-- BEGIN Task inputs --
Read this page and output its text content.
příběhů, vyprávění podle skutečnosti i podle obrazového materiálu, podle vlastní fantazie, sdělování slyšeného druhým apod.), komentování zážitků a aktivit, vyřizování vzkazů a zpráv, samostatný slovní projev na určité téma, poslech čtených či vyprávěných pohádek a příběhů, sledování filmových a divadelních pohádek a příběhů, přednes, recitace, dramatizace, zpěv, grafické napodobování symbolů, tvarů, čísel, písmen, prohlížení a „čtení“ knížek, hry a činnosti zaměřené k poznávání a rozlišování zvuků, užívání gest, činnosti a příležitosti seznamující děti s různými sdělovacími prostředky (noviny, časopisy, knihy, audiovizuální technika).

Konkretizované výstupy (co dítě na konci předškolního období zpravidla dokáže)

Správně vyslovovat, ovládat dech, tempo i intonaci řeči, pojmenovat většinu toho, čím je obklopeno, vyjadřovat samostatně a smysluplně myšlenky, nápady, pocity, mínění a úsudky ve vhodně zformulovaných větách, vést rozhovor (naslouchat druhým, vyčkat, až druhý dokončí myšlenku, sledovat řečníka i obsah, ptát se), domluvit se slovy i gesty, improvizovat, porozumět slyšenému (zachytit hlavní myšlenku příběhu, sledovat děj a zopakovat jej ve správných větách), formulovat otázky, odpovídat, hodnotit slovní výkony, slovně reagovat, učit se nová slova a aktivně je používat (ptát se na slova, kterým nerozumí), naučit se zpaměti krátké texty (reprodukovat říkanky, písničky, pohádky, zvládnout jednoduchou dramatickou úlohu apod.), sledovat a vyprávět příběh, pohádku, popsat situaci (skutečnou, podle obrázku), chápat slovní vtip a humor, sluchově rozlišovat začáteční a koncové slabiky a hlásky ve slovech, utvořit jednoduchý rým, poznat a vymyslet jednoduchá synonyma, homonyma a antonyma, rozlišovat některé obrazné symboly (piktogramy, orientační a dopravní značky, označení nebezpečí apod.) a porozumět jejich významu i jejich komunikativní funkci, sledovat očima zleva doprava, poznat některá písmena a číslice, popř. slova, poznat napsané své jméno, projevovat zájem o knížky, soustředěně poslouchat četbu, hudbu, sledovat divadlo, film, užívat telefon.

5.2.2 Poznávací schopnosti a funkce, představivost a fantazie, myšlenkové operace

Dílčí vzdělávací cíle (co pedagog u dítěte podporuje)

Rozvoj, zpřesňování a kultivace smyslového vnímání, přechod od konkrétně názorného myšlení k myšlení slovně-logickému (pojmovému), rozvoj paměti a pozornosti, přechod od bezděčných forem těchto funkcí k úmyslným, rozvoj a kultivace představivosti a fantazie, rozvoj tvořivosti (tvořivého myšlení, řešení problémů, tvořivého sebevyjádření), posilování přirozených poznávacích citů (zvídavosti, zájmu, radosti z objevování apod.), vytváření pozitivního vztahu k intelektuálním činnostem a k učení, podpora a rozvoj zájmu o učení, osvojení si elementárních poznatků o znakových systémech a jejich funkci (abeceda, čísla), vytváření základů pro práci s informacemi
-- END Task inputs --
-- BEGIN Task inputs --
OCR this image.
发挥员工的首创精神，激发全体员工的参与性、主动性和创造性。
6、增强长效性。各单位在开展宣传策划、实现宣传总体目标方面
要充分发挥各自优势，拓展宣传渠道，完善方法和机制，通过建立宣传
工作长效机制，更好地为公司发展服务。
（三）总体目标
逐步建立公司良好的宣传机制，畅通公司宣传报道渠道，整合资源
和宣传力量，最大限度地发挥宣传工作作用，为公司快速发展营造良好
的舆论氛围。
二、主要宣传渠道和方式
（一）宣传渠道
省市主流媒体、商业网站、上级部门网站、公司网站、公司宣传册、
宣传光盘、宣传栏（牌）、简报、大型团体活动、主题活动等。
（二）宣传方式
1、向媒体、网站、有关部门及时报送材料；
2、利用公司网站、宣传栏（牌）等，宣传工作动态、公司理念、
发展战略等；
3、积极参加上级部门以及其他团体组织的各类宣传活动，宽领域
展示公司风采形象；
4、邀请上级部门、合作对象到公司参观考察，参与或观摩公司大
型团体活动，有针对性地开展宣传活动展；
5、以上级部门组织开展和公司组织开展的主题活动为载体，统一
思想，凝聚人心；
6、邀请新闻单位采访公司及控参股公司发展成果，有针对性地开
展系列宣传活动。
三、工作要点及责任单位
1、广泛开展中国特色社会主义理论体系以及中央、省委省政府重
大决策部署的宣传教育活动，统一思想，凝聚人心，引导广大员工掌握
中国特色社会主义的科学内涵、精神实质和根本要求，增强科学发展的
-- END Task inputs --
-- BEGIN Task inputs --
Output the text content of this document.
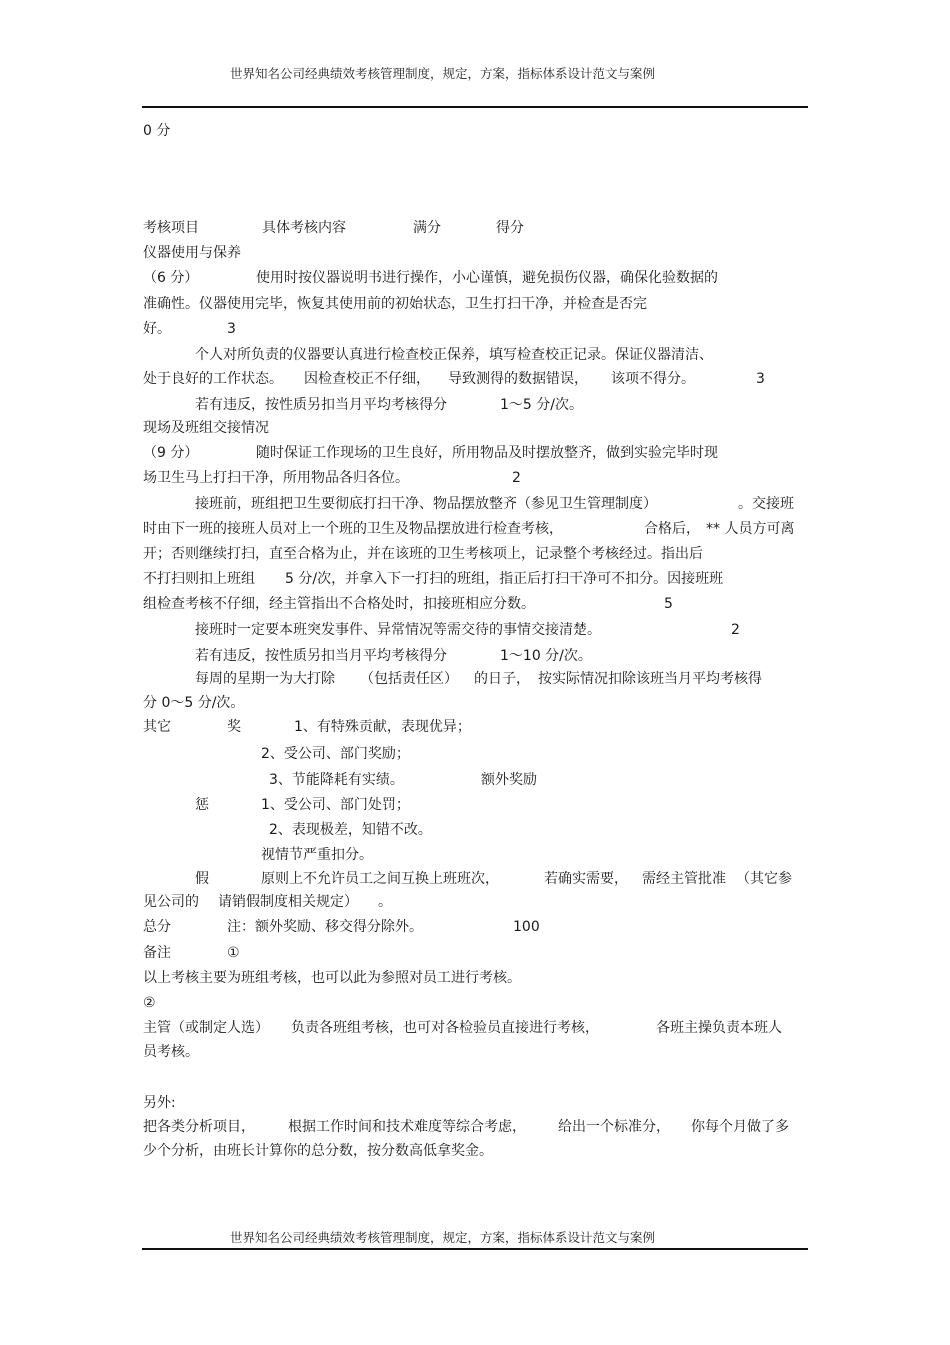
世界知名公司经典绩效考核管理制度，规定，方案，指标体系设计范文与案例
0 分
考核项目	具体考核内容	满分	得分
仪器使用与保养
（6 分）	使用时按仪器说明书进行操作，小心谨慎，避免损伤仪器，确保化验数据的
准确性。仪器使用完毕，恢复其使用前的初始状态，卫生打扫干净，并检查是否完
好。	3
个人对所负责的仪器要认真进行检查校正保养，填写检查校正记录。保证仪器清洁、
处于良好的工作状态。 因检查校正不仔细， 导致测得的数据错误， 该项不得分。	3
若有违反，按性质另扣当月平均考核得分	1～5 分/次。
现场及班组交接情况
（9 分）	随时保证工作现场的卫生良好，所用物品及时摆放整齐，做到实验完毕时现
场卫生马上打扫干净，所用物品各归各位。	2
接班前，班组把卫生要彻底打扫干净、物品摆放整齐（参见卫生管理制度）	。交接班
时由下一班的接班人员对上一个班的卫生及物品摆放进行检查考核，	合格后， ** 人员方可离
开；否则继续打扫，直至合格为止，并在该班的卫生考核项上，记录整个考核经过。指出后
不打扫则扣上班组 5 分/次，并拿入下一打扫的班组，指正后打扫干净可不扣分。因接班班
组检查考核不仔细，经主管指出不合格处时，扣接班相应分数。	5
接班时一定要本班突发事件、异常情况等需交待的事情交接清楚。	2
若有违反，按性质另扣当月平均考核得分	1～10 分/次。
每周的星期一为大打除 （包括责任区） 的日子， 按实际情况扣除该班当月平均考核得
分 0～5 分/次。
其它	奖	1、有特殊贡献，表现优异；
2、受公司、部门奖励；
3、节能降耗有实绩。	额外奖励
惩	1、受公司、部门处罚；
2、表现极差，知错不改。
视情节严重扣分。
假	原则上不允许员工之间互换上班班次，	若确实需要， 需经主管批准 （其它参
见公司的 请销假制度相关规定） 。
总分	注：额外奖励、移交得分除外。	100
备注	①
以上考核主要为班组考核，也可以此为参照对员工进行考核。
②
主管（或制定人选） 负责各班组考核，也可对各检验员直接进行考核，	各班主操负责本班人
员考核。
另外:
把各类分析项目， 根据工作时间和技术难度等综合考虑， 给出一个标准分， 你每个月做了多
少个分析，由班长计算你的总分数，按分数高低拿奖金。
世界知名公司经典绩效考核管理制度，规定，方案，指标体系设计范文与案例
-- END Task inputs --
- [What you are asked to do]:
Gather and copy every line of the data in which the string "this" is found.

- [Full answer]:
Read this page and output its text content.
OCR this image.
Output the text content of this document.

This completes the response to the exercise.